▶ [What needs to be done] Reproduce every line of the material below verbatim, preserving its original order, spacing, and characters.

▶ [Supplied data]
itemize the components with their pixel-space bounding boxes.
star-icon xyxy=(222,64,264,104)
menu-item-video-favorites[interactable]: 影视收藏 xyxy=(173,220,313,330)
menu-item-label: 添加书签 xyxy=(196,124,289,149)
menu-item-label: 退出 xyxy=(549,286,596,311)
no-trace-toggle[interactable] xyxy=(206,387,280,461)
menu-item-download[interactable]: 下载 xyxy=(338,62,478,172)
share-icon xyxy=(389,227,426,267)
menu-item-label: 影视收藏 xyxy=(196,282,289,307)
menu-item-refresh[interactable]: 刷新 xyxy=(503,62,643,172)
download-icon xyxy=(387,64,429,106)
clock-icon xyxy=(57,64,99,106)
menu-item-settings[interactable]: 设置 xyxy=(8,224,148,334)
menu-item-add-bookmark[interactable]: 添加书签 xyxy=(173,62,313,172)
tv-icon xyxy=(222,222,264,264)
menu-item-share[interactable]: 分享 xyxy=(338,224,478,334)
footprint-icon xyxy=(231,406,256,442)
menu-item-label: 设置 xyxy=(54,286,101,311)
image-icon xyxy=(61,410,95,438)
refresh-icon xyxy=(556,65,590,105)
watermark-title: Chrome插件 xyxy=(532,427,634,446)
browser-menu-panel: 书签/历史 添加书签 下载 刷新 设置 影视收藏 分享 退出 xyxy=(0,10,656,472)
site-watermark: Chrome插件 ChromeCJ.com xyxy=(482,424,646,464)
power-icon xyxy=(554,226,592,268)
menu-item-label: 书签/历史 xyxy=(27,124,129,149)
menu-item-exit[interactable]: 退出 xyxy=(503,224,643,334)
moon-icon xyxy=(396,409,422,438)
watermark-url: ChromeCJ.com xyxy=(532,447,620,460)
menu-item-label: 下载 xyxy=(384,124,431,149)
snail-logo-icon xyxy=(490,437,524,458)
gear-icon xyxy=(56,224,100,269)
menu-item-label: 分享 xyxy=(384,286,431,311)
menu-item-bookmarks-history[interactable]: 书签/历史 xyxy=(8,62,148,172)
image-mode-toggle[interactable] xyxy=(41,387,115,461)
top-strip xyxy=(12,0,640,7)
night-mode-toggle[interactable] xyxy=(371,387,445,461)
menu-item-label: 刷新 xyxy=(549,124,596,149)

▶ [Result for this task]
itemize the components with their pixel-space bounding boxes.
star-icon xyxy=(222,64,264,104)
menu-item-video-favorites[interactable]: 影视收藏 xyxy=(173,220,313,330)
menu-item-label: 添加书签 xyxy=(196,124,289,149)
menu-item-label: 退出 xyxy=(549,286,596,311)
no-trace-toggle[interactable] xyxy=(206,387,280,461)
menu-item-download[interactable]: 下载 xyxy=(338,62,478,172)
share-icon xyxy=(389,227,426,267)
menu-item-label: 影视收藏 xyxy=(196,282,289,307)
menu-item-refresh[interactable]: 刷新 xyxy=(503,62,643,172)
download-icon xyxy=(387,64,429,106)
clock-icon xyxy=(57,64,99,106)
menu-item-settings[interactable]: 设置 xyxy=(8,224,148,334)
menu-item-add-bookmark[interactable]: 添加书签 xyxy=(173,62,313,172)
tv-icon xyxy=(222,222,264,264)
menu-item-share[interactable]: 分享 xyxy=(338,224,478,334)
footprint-icon xyxy=(231,406,256,442)
menu-item-label: 设置 xyxy=(54,286,101,311)
image-icon xyxy=(61,410,95,438)
refresh-icon xyxy=(556,65,590,105)
watermark-title: Chrome插件 xyxy=(532,427,634,446)
browser-menu-panel: 书签/历史 添加书签 下载 刷新 设置 影视收藏 分享 退出 xyxy=(0,10,656,472)
site-watermark: Chrome插件 ChromeCJ.com xyxy=(482,424,646,464)
power-icon xyxy=(554,226,592,268)
menu-item-label: 书签/历史 xyxy=(27,124,129,149)
menu-item-exit[interactable]: 退出 xyxy=(503,224,643,334)
moon-icon xyxy=(396,409,422,438)
watermark-url: ChromeCJ.com xyxy=(532,447,620,460)
menu-item-label: 下载 xyxy=(384,124,431,149)
snail-logo-icon xyxy=(490,437,524,458)
gear-icon xyxy=(56,224,100,269)
menu-item-label: 分享 xyxy=(384,286,431,311)
menu-item-bookmarks-history[interactable]: 书签/历史 xyxy=(8,62,148,172)
image-mode-toggle[interactable] xyxy=(41,387,115,461)
top-strip xyxy=(12,0,640,7)
night-mode-toggle[interactable] xyxy=(371,387,445,461)
menu-item-label: 刷新 xyxy=(549,124,596,149)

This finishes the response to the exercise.